> _Written exercise_
Write out all of the lines below, exactly and completely.

> _Data shown_
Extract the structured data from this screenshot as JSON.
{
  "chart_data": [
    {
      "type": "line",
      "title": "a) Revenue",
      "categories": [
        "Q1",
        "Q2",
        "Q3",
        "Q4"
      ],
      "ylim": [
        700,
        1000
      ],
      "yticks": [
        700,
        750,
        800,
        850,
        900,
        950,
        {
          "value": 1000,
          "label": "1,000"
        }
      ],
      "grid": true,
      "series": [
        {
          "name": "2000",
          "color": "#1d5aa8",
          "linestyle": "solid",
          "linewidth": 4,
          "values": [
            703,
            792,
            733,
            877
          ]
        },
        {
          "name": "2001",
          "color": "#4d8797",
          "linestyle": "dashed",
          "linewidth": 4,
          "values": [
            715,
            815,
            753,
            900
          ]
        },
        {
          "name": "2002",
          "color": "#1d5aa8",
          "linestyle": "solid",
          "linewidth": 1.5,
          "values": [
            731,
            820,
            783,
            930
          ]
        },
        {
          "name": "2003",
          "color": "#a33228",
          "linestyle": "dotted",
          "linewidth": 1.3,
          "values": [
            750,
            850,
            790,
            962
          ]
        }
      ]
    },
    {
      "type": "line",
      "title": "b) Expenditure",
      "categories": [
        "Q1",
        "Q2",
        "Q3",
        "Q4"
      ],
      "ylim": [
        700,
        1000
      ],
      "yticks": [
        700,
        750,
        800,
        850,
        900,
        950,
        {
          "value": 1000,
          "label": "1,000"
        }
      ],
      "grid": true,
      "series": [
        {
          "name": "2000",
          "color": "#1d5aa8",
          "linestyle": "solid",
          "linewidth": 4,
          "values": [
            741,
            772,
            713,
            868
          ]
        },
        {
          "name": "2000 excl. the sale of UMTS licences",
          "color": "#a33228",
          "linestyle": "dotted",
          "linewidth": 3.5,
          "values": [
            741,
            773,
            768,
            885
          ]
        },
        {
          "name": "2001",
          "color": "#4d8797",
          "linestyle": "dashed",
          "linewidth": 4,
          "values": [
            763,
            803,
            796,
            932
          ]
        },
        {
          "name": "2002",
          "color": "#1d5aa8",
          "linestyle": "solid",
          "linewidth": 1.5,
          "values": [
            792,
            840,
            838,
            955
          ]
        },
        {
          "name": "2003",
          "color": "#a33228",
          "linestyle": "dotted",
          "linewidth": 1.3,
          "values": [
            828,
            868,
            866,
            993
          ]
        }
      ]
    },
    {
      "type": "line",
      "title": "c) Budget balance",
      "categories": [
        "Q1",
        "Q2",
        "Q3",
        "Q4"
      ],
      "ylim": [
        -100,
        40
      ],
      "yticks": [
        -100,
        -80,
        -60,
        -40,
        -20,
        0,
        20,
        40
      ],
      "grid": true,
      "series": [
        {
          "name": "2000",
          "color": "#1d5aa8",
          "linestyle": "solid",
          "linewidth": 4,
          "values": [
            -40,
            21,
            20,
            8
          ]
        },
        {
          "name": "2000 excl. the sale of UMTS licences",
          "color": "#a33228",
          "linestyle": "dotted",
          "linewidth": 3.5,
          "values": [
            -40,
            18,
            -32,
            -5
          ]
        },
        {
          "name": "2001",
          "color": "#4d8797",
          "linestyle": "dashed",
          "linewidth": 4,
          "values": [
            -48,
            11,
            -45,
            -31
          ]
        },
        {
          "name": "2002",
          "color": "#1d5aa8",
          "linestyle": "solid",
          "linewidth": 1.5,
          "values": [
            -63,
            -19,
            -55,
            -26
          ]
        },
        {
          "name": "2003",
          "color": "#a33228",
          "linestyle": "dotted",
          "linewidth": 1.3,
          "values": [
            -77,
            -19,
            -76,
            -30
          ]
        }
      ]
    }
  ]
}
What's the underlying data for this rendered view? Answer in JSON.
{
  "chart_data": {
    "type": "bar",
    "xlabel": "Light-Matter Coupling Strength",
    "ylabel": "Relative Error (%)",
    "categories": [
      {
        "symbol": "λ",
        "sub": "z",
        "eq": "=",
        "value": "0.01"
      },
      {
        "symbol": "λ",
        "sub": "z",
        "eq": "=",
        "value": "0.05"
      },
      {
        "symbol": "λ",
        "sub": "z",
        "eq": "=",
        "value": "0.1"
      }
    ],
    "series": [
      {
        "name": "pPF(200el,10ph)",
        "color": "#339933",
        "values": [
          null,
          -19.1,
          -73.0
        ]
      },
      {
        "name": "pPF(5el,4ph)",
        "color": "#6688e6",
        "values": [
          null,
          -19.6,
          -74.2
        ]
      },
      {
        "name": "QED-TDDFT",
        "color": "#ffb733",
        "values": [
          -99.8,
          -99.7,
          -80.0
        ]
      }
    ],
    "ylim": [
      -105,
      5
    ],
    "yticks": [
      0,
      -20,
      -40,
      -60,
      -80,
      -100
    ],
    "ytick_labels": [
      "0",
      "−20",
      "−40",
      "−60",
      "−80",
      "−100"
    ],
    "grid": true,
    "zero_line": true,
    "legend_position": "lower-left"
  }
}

> _Response to the exercise_
Extract the structured data from this screenshot as JSON.
{
  "chart_data": [
    {
      "type": "line",
      "title": "a) Revenue",
      "categories": [
        "Q1",
        "Q2",
        "Q3",
        "Q4"
      ],
      "ylim": [
        700,
        1000
      ],
      "yticks": [
        700,
        750,
        800,
        850,
        900,
        950,
        {
          "value": 1000,
          "label": "1,000"
        }
      ],
      "grid": true,
      "series": [
        {
          "name": "2000",
          "color": "#1d5aa8",
          "linestyle": "solid",
          "linewidth": 4,
          "values": [
            703,
            792,
            733,
            877
          ]
        },
        {
          "name": "2001",
          "color": "#4d8797",
          "linestyle": "dashed",
          "linewidth": 4,
          "values": [
            715,
            815,
            753,
            900
          ]
        },
        {
          "name": "2002",
          "color": "#1d5aa8",
          "linestyle": "solid",
          "linewidth": 1.5,
          "values": [
            731,
            820,
            783,
            930
          ]
        },
        {
          "name": "2003",
          "color": "#a33228",
          "linestyle": "dotted",
          "linewidth": 1.3,
          "values": [
            750,
            850,
            790,
            962
          ]
        }
      ]
    },
    {
      "type": "line",
      "title": "b) Expenditure",
      "categories": [
        "Q1",
        "Q2",
        "Q3",
        "Q4"
      ],
      "ylim": [
        700,
        1000
      ],
      "yticks": [
        700,
        750,
        800,
        850,
        900,
        950,
        {
          "value": 1000,
          "label": "1,000"
        }
      ],
      "grid": true,
      "series": [
        {
          "name": "2000",
          "color": "#1d5aa8",
          "linestyle": "solid",
          "linewidth": 4,
          "values": [
            741,
            772,
            713,
            868
          ]
        },
        {
          "name": "2000 excl. the sale of UMTS licences",
          "color": "#a33228",
          "linestyle": "dotted",
          "linewidth": 3.5,
          "values": [
            741,
            773,
            768,
            885
          ]
        },
        {
          "name": "2001",
          "color": "#4d8797",
          "linestyle": "dashed",
          "linewidth": 4,
          "values": [
            763,
            803,
            796,
            932
          ]
        },
        {
          "name": "2002",
          "color": "#1d5aa8",
          "linestyle": "solid",
          "linewidth": 1.5,
          "values": [
            792,
            840,
            838,
            955
          ]
        },
        {
          "name": "2003",
          "color": "#a33228",
          "linestyle": "dotted",
          "linewidth": 1.3,
          "values": [
            828,
            868,
            866,
            993
          ]
        }
      ]
    },
    {
      "type": "line",
      "title": "c) Budget balance",
      "categories": [
        "Q1",
        "Q2",
        "Q3",
        "Q4"
      ],
      "ylim": [
        -100,
        40
      ],
      "yticks": [
        -100,
        -80,
        -60,
        -40,
        -20,
        0,
        20,
        40
      ],
      "grid": true,
      "series": [
        {
          "name": "2000",
          "color": "#1d5aa8",
          "linestyle": "solid",
          "linewidth": 4,
          "values": [
            -40,
            21,
            20,
            8
          ]
        },
        {
          "name": "2000 excl. the sale of UMTS licences",
          "color": "#a33228",
          "linestyle": "dotted",
          "linewidth": 3.5,
          "values": [
            -40,
            18,
            -32,
            -5
          ]
        },
        {
          "name": "2001",
          "color": "#4d8797",
          "linestyle": "dashed",
          "linewidth": 4,
          "values": [
            -48,
            11,
            -45,
            -31
          ]
        },
        {
          "name": "2002",
          "color": "#1d5aa8",
          "linestyle": "solid",
          "linewidth": 1.5,
          "values": [
            -63,
            -19,
            -55,
            -26
          ]
        },
        {
          "name": "2003",
          "color": "#a33228",
          "linestyle": "dotted",
          "linewidth": 1.3,
          "values": [
            -77,
            -19,
            -76,
            -30
          ]
        }
      ]
    }
  ]
}
What's the underlying data for this rendered view? Answer in JSON.
{
  "chart_data": {
    "type": "bar",
    "xlabel": "Light-Matter Coupling Strength",
    "ylabel": "Relative Error (%)",
    "categories": [
      {
        "symbol": "λ",
        "sub": "z",
        "eq": "=",
        "value": "0.01"
      },
      {
        "symbol": "λ",
        "sub": "z",
        "eq": "=",
        "value": "0.05"
      },
      {
        "symbol": "λ",
        "sub": "z",
        "eq": "=",
        "value": "0.1"
      }
    ],
    "series": [
      {
        "name": "pPF(200el,10ph)",
        "color": "#339933",
        "values": [
          null,
          -19.1,
          -73.0
        ]
      },
      {
        "name": "pPF(5el,4ph)",
        "color": "#6688e6",
        "values": [
          null,
          -19.6,
          -74.2
        ]
      },
      {
        "name": "QED-TDDFT",
        "color": "#ffb733",
        "values": [
          -99.8,
          -99.7,
          -80.0
        ]
      }
    ],
    "ylim": [
      -105,
      5
    ],
    "yticks": [
      0,
      -20,
      -40,
      -60,
      -80,
      -100
    ],
    "ytick_labels": [
      "0",
      "−20",
      "−40",
      "−60",
      "−80",
      "−100"
    ],
    "grid": true,
    "zero_line": true,
    "legend_position": "lower-left"
  }
}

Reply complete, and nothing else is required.